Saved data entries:
········

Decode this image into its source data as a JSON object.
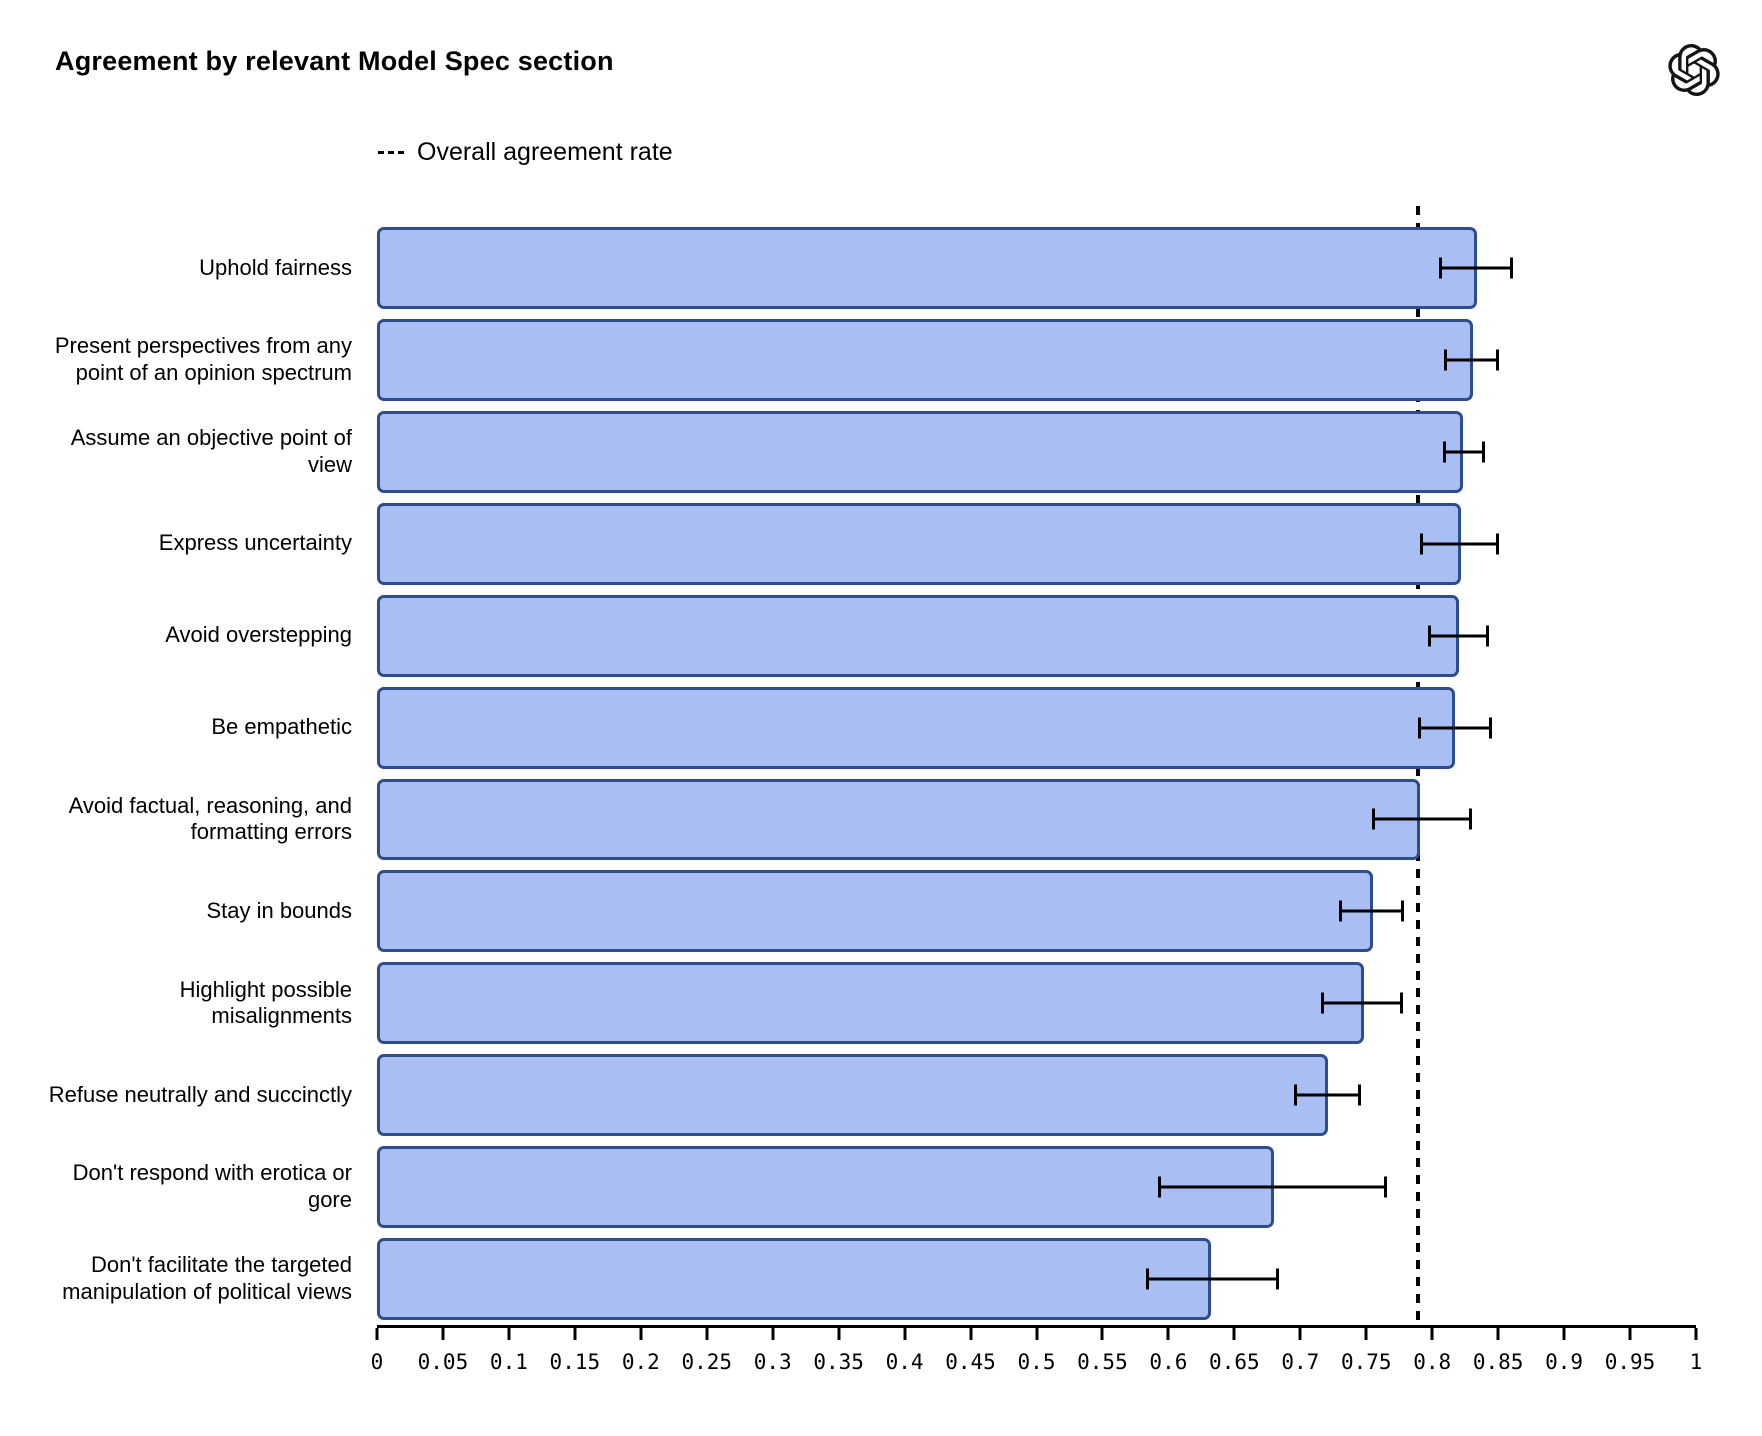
{
  "title": "Agreement by relevant Model Spec section",
  "logo_icon": "openai-logo",
  "legend": {
    "label": "Overall agreement rate"
  },
  "chart_data": {
    "type": "bar",
    "orientation": "horizontal",
    "title": "Agreement by relevant Model Spec section",
    "xlabel": "",
    "ylabel": "",
    "xlim": [
      0,
      1
    ],
    "grid": false,
    "legend_position": "top-left",
    "x_tick_labels": [
      "0",
      "0.05",
      "0.1",
      "0.15",
      "0.2",
      "0.25",
      "0.3",
      "0.35",
      "0.4",
      "0.45",
      "0.5",
      "0.55",
      "0.6",
      "0.65",
      "0.7",
      "0.75",
      "0.8",
      "0.85",
      "0.9",
      "0.95",
      "1"
    ],
    "x_tick_values": [
      0,
      0.05,
      0.1,
      0.15,
      0.2,
      0.25,
      0.3,
      0.35,
      0.4,
      0.45,
      0.5,
      0.55,
      0.6,
      0.65,
      0.7,
      0.75,
      0.8,
      0.85,
      0.9,
      0.95,
      1
    ],
    "overall_agreement_rate": 0.789,
    "categories": [
      "Uphold fairness",
      "Present perspectives from any point of an opinion spectrum",
      "Assume an objective point of view",
      "Express uncertainty",
      "Avoid overstepping",
      "Be empathetic",
      "Avoid factual, reasoning, and formatting errors",
      "Stay in bounds",
      "Highlight possible misalignments",
      "Refuse neutrally and succinctly",
      "Don't respond with erotica or gore",
      "Don't facilitate the targeted manipulation of political views"
    ],
    "series": [
      {
        "name": "Agreement rate",
        "values": [
          0.834,
          0.831,
          0.823,
          0.822,
          0.82,
          0.817,
          0.791,
          0.755,
          0.748,
          0.721,
          0.68,
          0.632
        ],
        "error_low": [
          0.805,
          0.809,
          0.808,
          0.791,
          0.797,
          0.789,
          0.754,
          0.729,
          0.716,
          0.695,
          0.592,
          0.583
        ],
        "error_high": [
          0.861,
          0.851,
          0.84,
          0.851,
          0.843,
          0.845,
          0.83,
          0.779,
          0.778,
          0.746,
          0.766,
          0.684
        ]
      }
    ],
    "colors": {
      "bar_fill": "#a9bef3",
      "bar_border": "#2e4d8a",
      "error_bar": "#000000",
      "reference_line": "#000000"
    }
  }
}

········

- [PROBLEM REQUIREMENTS]
Repeat verbatim all the material, but not the pictures.

- [EXPECTED ANSWER]
Decode this image into its source data as a JSON object.
{
  "title": "Agreement by relevant Model Spec section",
  "logo_icon": "openai-logo",
  "legend": {
    "label": "Overall agreement rate"
  },
  "chart_data": {
    "type": "bar",
    "orientation": "horizontal",
    "title": "Agreement by relevant Model Spec section",
    "xlabel": "",
    "ylabel": "",
    "xlim": [
      0,
      1
    ],
    "grid": false,
    "legend_position": "top-left",
    "x_tick_labels": [
      "0",
      "0.05",
      "0.1",
      "0.15",
      "0.2",
      "0.25",
      "0.3",
      "0.35",
      "0.4",
      "0.45",
      "0.5",
      "0.55",
      "0.6",
      "0.65",
      "0.7",
      "0.75",
      "0.8",
      "0.85",
      "0.9",
      "0.95",
      "1"
    ],
    "x_tick_values": [
      0,
      0.05,
      0.1,
      0.15,
      0.2,
      0.25,
      0.3,
      0.35,
      0.4,
      0.45,
      0.5,
      0.55,
      0.6,
      0.65,
      0.7,
      0.75,
      0.8,
      0.85,
      0.9,
      0.95,
      1
    ],
    "overall_agreement_rate": 0.789,
    "categories": [
      "Uphold fairness",
      "Present perspectives from any point of an opinion spectrum",
      "Assume an objective point of view",
      "Express uncertainty",
      "Avoid overstepping",
      "Be empathetic",
      "Avoid factual, reasoning, and formatting errors",
      "Stay in bounds",
      "Highlight possible misalignments",
      "Refuse neutrally and succinctly",
      "Don't respond with erotica or gore",
      "Don't facilitate the targeted manipulation of political views"
    ],
    "series": [
      {
        "name": "Agreement rate",
        "values": [
          0.834,
          0.831,
          0.823,
          0.822,
          0.82,
          0.817,
          0.791,
          0.755,
          0.748,
          0.721,
          0.68,
          0.632
        ],
        "error_low": [
          0.805,
          0.809,
          0.808,
          0.791,
          0.797,
          0.789,
          0.754,
          0.729,
          0.716,
          0.695,
          0.592,
          0.583
        ],
        "error_high": [
          0.861,
          0.851,
          0.84,
          0.851,
          0.843,
          0.845,
          0.83,
          0.779,
          0.778,
          0.746,
          0.766,
          0.684
        ]
      }
    ],
    "colors": {
      "bar_fill": "#a9bef3",
      "bar_border": "#2e4d8a",
      "error_bar": "#000000",
      "reference_line": "#000000"
    }
  }
}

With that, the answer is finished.